**TASK STATEMENT**
Gather all lines with the word "Chemical" in them.

[Saved entries]
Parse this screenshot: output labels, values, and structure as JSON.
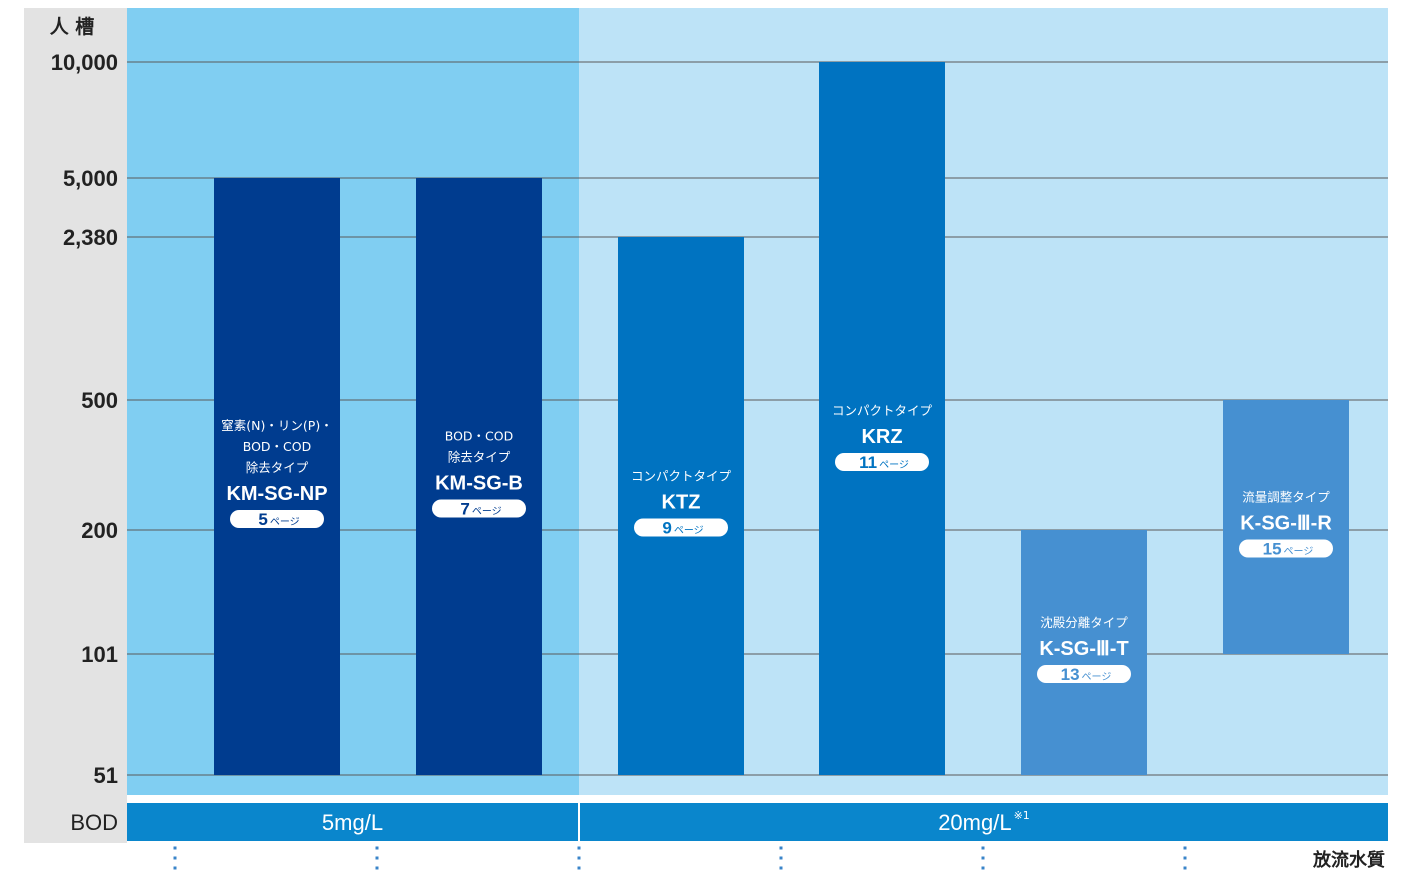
{
  "chart_data": {
    "type": "bar",
    "y_unit_label": "人 槽",
    "y_scale": "custom",
    "y_ticks": [
      "10,000",
      "5,000",
      "2,380",
      "500",
      "200",
      "101",
      "51"
    ],
    "x_title": "放流水質",
    "bod_row": {
      "label": "BOD",
      "groups": [
        {
          "value": "5mg/L",
          "note": ""
        },
        {
          "value": "20mg/L",
          "note": "※1"
        }
      ]
    },
    "bars": [
      {
        "model": "KM-SG-NP",
        "type_lines": [
          "窒素(N)・リン(P)・",
          "BOD・COD",
          "除去タイプ"
        ],
        "page_num": "5",
        "page_suffix": "ページ",
        "range": [
          51,
          5000
        ],
        "color": "#003c8f"
      },
      {
        "model": "KM-SG-B",
        "type_lines": [
          "BOD・COD",
          "除去タイプ"
        ],
        "page_num": "7",
        "page_suffix": "ページ",
        "range": [
          51,
          5000
        ],
        "color": "#003c8f"
      },
      {
        "model": "KTZ",
        "type_lines": [
          "コンパクトタイプ"
        ],
        "page_num": "9",
        "page_suffix": "ページ",
        "range": [
          51,
          2380
        ],
        "color": "#0073c1"
      },
      {
        "model": "KRZ",
        "type_lines": [
          "コンパクトタイプ"
        ],
        "page_num": "11",
        "page_suffix": "ページ",
        "range": [
          51,
          10000
        ],
        "color": "#0073c1"
      },
      {
        "model": "K-SG-Ⅲ-T",
        "type_lines": [
          "沈殿分離タイプ"
        ],
        "page_num": "13",
        "page_suffix": "ページ",
        "range": [
          51,
          200
        ],
        "color": "#4690d1"
      },
      {
        "model": "K-SG-Ⅲ-R",
        "type_lines": [
          "流量調整タイプ"
        ],
        "page_num": "15",
        "page_suffix": "ページ",
        "range": [
          101,
          500
        ],
        "color": "#4690d1"
      }
    ],
    "colors": {
      "axis_panel": "#e3e3e3",
      "region_5mg": "#80cef2",
      "region_20mg": "#bde3f7",
      "bod_bar": "#0a86cc",
      "grid": "#5a5a5a",
      "dots": "#3a84c9"
    }
  }
}
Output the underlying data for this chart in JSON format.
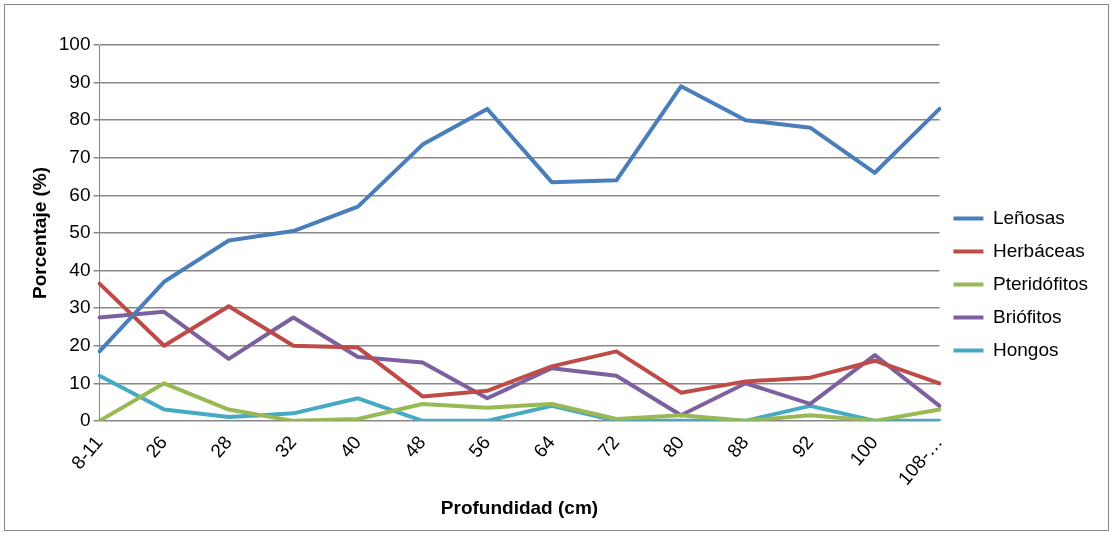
{
  "chart_data": {
    "type": "line",
    "xlabel": "Profundidad (cm)",
    "ylabel": "Porcentaje (%)",
    "categories": [
      "8-11",
      "26",
      "28",
      "32",
      "40",
      "48",
      "56",
      "64",
      "72",
      "80",
      "88",
      "92",
      "100",
      "108-…"
    ],
    "ylim": [
      0,
      100
    ],
    "yticks": [
      0,
      10,
      20,
      30,
      40,
      50,
      60,
      70,
      80,
      90,
      100
    ],
    "grid": "y",
    "legend": "right",
    "marker": "none",
    "line_style": "solid",
    "series": [
      {
        "name": "Leñosas",
        "color": "#4a7ebb",
        "values": [
          18.5,
          37,
          48,
          50.5,
          57,
          73.5,
          83,
          63.5,
          64,
          89,
          80,
          78,
          66,
          83
        ]
      },
      {
        "name": "Herbáceas",
        "color": "#be4b48",
        "values": [
          36.5,
          20,
          30.5,
          20,
          19.5,
          6.5,
          8,
          14.5,
          18.5,
          7.5,
          10.5,
          11.5,
          16,
          10
        ]
      },
      {
        "name": "Pteridófitos",
        "color": "#98b954",
        "values": [
          0,
          10,
          3,
          0,
          0.5,
          4.5,
          3.5,
          4.5,
          0.5,
          1.5,
          0,
          1.5,
          0,
          3
        ]
      },
      {
        "name": "Briófitos",
        "color": "#7d60a0",
        "values": [
          27.5,
          29,
          16.5,
          27.5,
          17,
          15.5,
          6,
          14,
          12,
          1.5,
          10,
          4.5,
          17.5,
          4
        ]
      },
      {
        "name": "Hongos",
        "color": "#46aac5",
        "values": [
          12,
          3,
          1,
          2,
          6,
          0,
          0,
          4,
          0,
          0,
          0,
          4,
          0,
          0
        ]
      }
    ]
  }
}
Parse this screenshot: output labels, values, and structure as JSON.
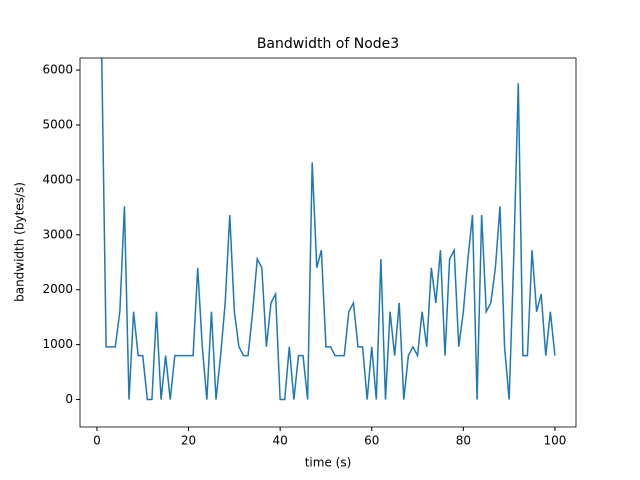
{
  "chart_data": {
    "type": "line",
    "title": "Bandwidth of Node3",
    "x_label": "time (s)",
    "y_label": "bandwidth (bytes/s)",
    "x": [
      1,
      2,
      3,
      4,
      5,
      6,
      7,
      8,
      9,
      10,
      11,
      12,
      13,
      14,
      15,
      16,
      17,
      18,
      19,
      20,
      21,
      22,
      23,
      24,
      25,
      26,
      27,
      28,
      29,
      30,
      31,
      32,
      33,
      34,
      35,
      36,
      37,
      38,
      39,
      40,
      41,
      42,
      43,
      44,
      45,
      46,
      47,
      48,
      49,
      50,
      51,
      52,
      53,
      54,
      55,
      56,
      57,
      58,
      59,
      60,
      61,
      62,
      63,
      64,
      65,
      66,
      67,
      68,
      69,
      70,
      71,
      72,
      73,
      74,
      75,
      76,
      77,
      78,
      79,
      80,
      81,
      82,
      83,
      84,
      85,
      86,
      87,
      88,
      89,
      90,
      91,
      92,
      93,
      94,
      95,
      96,
      97,
      98,
      99,
      100
    ],
    "series": [
      {
        "name": "Node3",
        "color": "#1f77b4",
        "values": [
          6500,
          960,
          960,
          960,
          1600,
          3520,
          0,
          1600,
          800,
          800,
          0,
          0,
          1600,
          0,
          800,
          0,
          800,
          800,
          800,
          800,
          800,
          2400,
          960,
          0,
          1600,
          0,
          800,
          1760,
          3360,
          1600,
          960,
          800,
          800,
          1600,
          2560,
          2400,
          960,
          1760,
          1920,
          0,
          0,
          960,
          0,
          800,
          800,
          0,
          4320,
          2400,
          2720,
          960,
          960,
          800,
          800,
          800,
          1600,
          1760,
          960,
          960,
          0,
          960,
          0,
          2560,
          0,
          1600,
          800,
          1760,
          0,
          800,
          960,
          800,
          1600,
          960,
          2400,
          1760,
          2720,
          800,
          2560,
          2720,
          960,
          1600,
          2560,
          3360,
          0,
          3360,
          1600,
          1760,
          2400,
          3520,
          960,
          0,
          2560,
          5760,
          800,
          800,
          2720,
          1600,
          1920,
          800,
          1600,
          800
        ]
      }
    ],
    "xlim": [
      -3.7,
      104.6
    ],
    "ylim": [
      -500,
      6220
    ],
    "xticks": [
      0,
      20,
      40,
      60,
      80,
      100
    ],
    "yticks": [
      0,
      1000,
      2000,
      3000,
      4000,
      5000,
      6000
    ]
  }
}
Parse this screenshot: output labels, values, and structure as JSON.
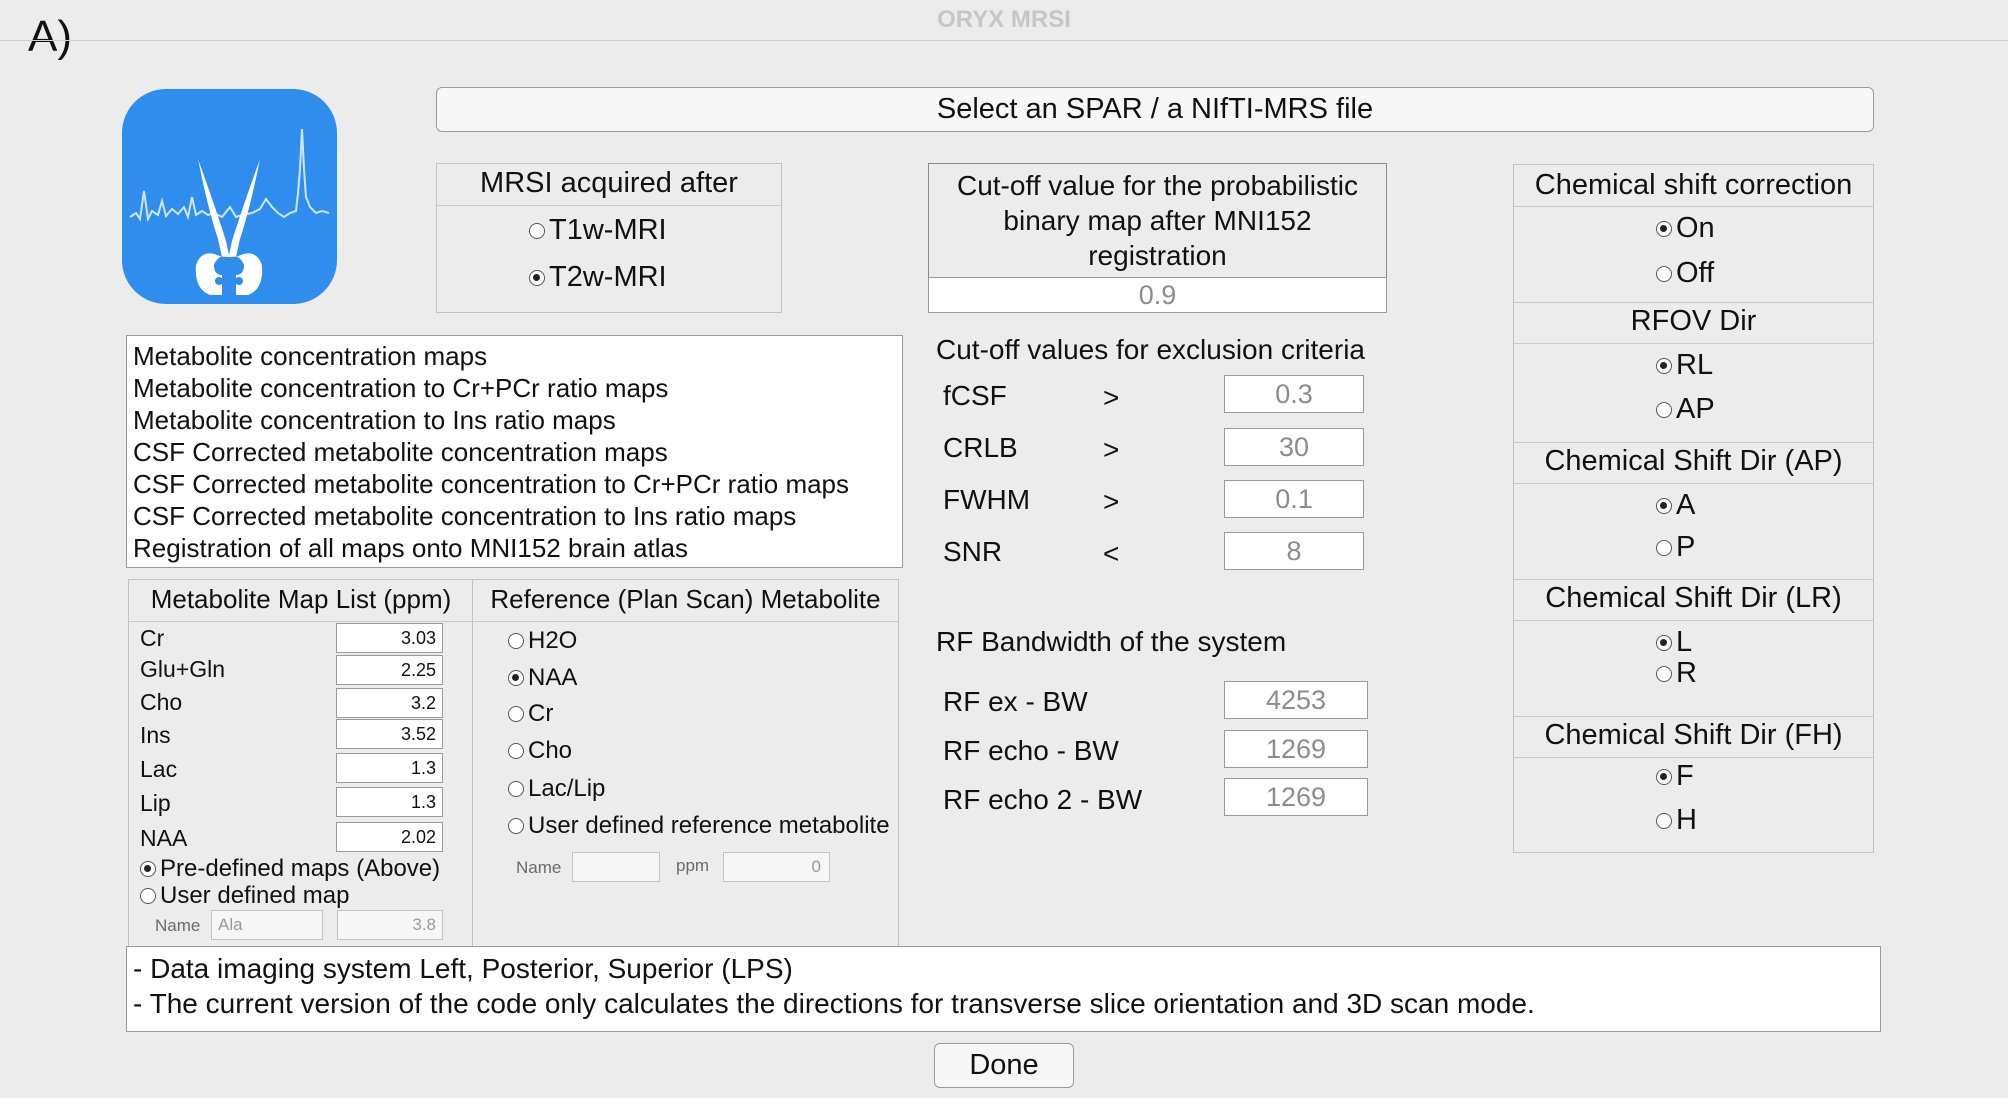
{
  "figure_label": "A)",
  "window_title": "ORYX MRSI",
  "select_file_button": "Select an SPAR / a NIfTI-MRS file",
  "acquired": {
    "title": "MRSI acquired after",
    "options": [
      {
        "label": "T1w-MRI",
        "selected": false
      },
      {
        "label": "T2w-MRI",
        "selected": true
      }
    ]
  },
  "cutoff": {
    "title": "Cut-off value for the probabilistic binary map after MNI152 registration",
    "value": "0.9"
  },
  "outputs": [
    "Metabolite concentration maps",
    "Metabolite concentration to Cr+PCr ratio maps",
    "Metabolite concentration to Ins ratio maps",
    "CSF Corrected metabolite concentration maps",
    "CSF Corrected metabolite concentration to Cr+PCr ratio maps",
    "CSF Corrected metabolite concentration to Ins ratio maps",
    "Registration of all maps onto MNI152 brain atlas"
  ],
  "exclusion": {
    "title": "Cut-off values for exclusion criteria",
    "rows": [
      {
        "name": "fCSF",
        "op": ">",
        "value": "0.3"
      },
      {
        "name": "CRLB",
        "op": ">",
        "value": "30"
      },
      {
        "name": "FWHM",
        "op": ">",
        "value": "0.1"
      },
      {
        "name": "SNR",
        "op": "<",
        "value": "8"
      }
    ]
  },
  "rf": {
    "title": "RF Bandwidth of the system",
    "rows": [
      {
        "name": "RF ex - BW",
        "value": "4253"
      },
      {
        "name": "RF echo - BW",
        "value": "1269"
      },
      {
        "name": "RF echo 2 - BW",
        "value": "1269"
      }
    ]
  },
  "metabolite_map": {
    "title": "Metabolite Map List (ppm)",
    "rows": [
      {
        "name": "Cr",
        "value": "3.03"
      },
      {
        "name": "Glu+Gln",
        "value": "2.25"
      },
      {
        "name": "Cho",
        "value": "3.2"
      },
      {
        "name": "Ins",
        "value": "3.52"
      },
      {
        "name": "Lac",
        "value": "1.3"
      },
      {
        "name": "Lip",
        "value": "1.3"
      },
      {
        "name": "NAA",
        "value": "2.02"
      }
    ],
    "options": [
      {
        "label": "Pre-defined maps (Above)",
        "selected": true
      },
      {
        "label": "User defined map",
        "selected": false
      }
    ],
    "user_name_label": "Name",
    "user_name_value": "Ala",
    "user_ppm_value": "3.8"
  },
  "reference": {
    "title": "Reference (Plan Scan) Metabolite",
    "options": [
      {
        "label": "H2O",
        "selected": false
      },
      {
        "label": "NAA",
        "selected": true
      },
      {
        "label": "Cr",
        "selected": false
      },
      {
        "label": "Cho",
        "selected": false
      },
      {
        "label": "Lac/Lip",
        "selected": false
      },
      {
        "label": "User defined reference metabolite",
        "selected": false
      }
    ],
    "name_label": "Name",
    "ppm_label": "ppm",
    "ppm_value": "0"
  },
  "right_panel": {
    "groups": [
      {
        "title": "Chemical shift correction",
        "options": [
          {
            "label": "On",
            "selected": true
          },
          {
            "label": "Off",
            "selected": false
          }
        ]
      },
      {
        "title": "RFOV Dir",
        "options": [
          {
            "label": "RL",
            "selected": true
          },
          {
            "label": "AP",
            "selected": false
          }
        ]
      },
      {
        "title": "Chemical Shift Dir (AP)",
        "options": [
          {
            "label": "A",
            "selected": true
          },
          {
            "label": "P",
            "selected": false
          }
        ]
      },
      {
        "title": "Chemical Shift Dir (LR)",
        "options": [
          {
            "label": "L",
            "selected": true
          },
          {
            "label": "R",
            "selected": false
          }
        ]
      },
      {
        "title": "Chemical Shift Dir (FH)",
        "options": [
          {
            "label": "F",
            "selected": true
          },
          {
            "label": "H",
            "selected": false
          }
        ]
      }
    ]
  },
  "notes": [
    "- Data imaging system Left, Posterior, Superior (LPS)",
    "- The current version of the code only calculates the directions for transverse slice orientation and 3D scan mode."
  ],
  "done_button": "Done",
  "colors": {
    "window_bg": "#ececec",
    "app_icon": "#2f8ded",
    "border": "#c2c2c2"
  }
}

**EXERCISE OUTPUT**
        "title": "Chemical shift correction",
        "title": "Chemical Shift Dir (AP)",
        "title": "Chemical Shift Dir (LR)",
        "title": "Chemical Shift Dir (FH)",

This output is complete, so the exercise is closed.